### Problem
Copy every line that contains the string "наименования" from the entries below.

○ ○ ○ ○ ○

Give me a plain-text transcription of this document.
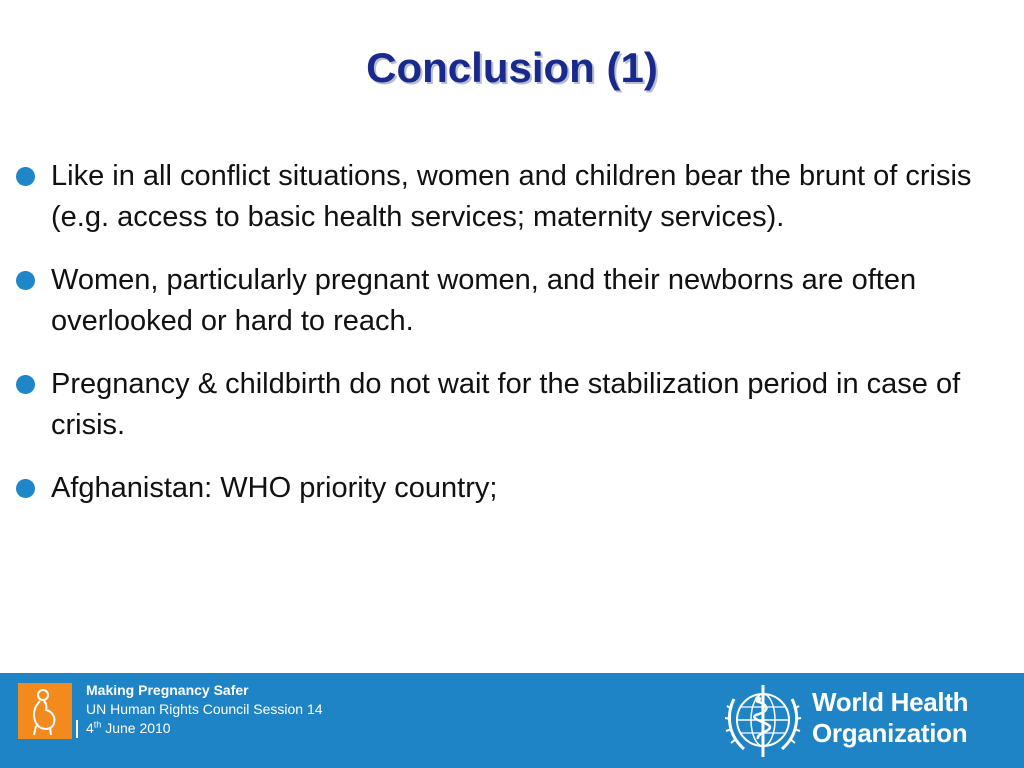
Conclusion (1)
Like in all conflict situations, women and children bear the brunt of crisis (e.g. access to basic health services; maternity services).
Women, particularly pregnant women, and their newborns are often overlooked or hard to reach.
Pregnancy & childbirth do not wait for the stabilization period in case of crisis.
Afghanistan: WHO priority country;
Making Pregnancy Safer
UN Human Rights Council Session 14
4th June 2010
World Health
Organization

○ ○ ○ ○ ○

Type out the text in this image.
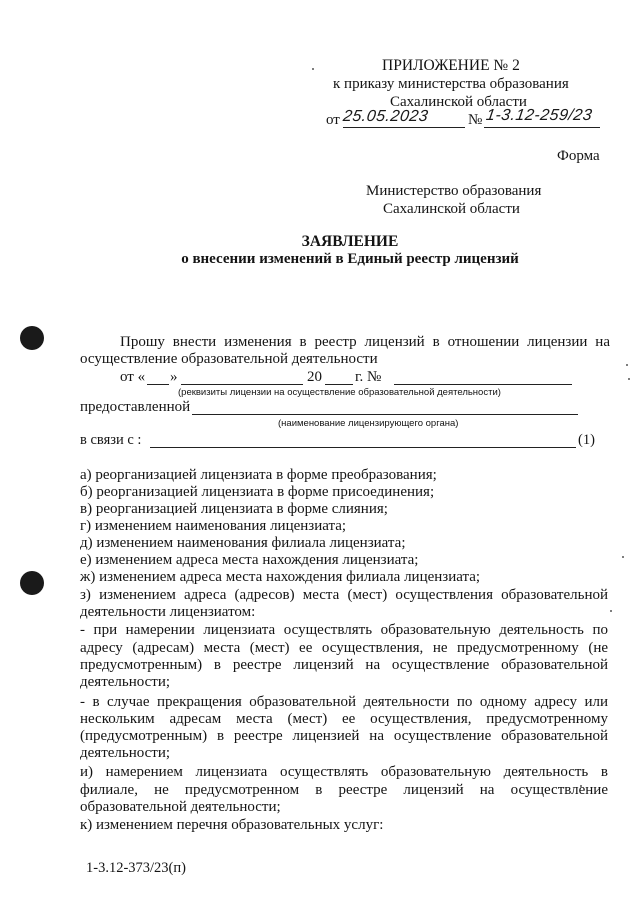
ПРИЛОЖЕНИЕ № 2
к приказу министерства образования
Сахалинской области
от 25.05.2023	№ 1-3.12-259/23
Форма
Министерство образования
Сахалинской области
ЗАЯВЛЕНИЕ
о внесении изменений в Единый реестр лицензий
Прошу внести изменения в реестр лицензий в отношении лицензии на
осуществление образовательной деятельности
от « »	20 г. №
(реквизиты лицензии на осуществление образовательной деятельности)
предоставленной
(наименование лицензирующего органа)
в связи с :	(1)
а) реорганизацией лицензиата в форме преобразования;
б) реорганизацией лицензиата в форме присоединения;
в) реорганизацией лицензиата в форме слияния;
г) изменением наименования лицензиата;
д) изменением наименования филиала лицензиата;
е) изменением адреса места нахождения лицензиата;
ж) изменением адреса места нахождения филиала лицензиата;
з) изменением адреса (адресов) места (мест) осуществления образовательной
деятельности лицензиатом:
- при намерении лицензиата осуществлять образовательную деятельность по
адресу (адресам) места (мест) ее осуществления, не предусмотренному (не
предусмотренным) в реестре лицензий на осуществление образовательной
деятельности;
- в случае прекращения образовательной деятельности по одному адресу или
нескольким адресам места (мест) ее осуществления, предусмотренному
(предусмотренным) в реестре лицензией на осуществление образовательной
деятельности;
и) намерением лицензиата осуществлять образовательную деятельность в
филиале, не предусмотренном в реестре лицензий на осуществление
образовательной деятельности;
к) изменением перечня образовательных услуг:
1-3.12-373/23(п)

○ ○ ○ ○ ○

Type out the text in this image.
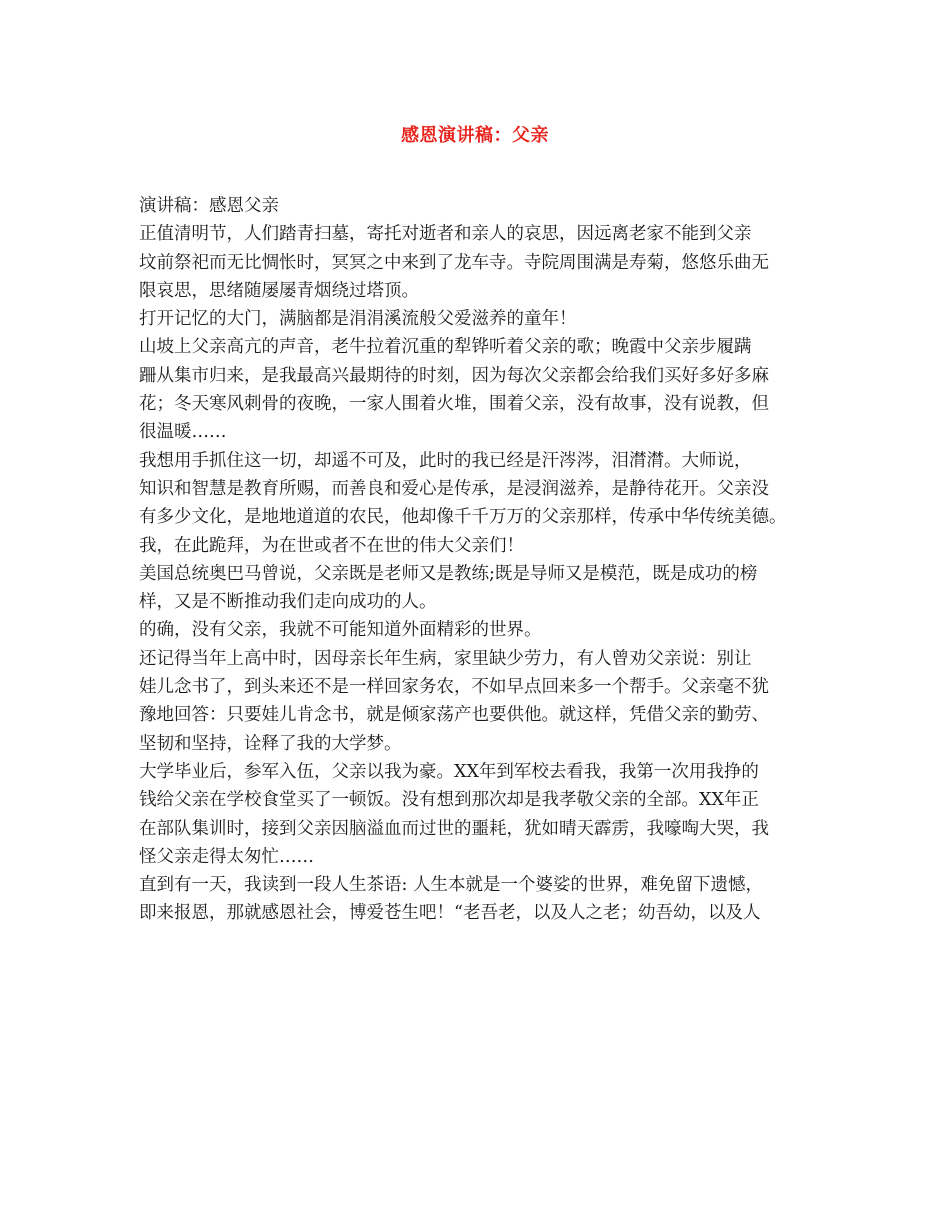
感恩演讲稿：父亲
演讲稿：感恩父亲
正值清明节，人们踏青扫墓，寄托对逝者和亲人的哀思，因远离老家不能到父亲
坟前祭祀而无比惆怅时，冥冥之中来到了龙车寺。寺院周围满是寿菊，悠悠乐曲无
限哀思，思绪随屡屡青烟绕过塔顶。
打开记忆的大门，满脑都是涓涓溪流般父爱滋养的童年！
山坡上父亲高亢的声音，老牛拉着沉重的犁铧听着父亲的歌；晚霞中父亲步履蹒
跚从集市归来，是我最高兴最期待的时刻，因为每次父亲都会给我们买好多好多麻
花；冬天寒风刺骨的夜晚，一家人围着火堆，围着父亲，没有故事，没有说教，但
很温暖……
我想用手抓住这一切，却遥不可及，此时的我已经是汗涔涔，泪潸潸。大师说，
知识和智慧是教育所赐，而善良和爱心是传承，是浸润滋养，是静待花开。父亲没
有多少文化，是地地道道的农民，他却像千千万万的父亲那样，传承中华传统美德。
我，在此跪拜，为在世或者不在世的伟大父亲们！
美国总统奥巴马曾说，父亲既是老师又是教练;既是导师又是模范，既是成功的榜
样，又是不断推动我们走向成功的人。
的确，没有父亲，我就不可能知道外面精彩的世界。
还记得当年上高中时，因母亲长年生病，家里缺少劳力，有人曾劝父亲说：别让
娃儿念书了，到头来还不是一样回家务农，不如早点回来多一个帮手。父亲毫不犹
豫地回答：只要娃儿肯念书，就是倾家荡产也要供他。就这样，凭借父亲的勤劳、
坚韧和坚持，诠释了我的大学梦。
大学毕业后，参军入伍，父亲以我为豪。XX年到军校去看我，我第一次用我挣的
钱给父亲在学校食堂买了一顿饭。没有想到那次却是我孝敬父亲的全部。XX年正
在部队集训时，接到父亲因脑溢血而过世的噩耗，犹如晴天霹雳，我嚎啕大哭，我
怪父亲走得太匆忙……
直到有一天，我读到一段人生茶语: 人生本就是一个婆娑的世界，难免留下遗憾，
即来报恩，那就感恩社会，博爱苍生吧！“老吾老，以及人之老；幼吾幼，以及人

○ ○ ○ ○ ○

### Final result
г) изменением наименования лицензиата;
д) изменением наименования филиала лицензиата;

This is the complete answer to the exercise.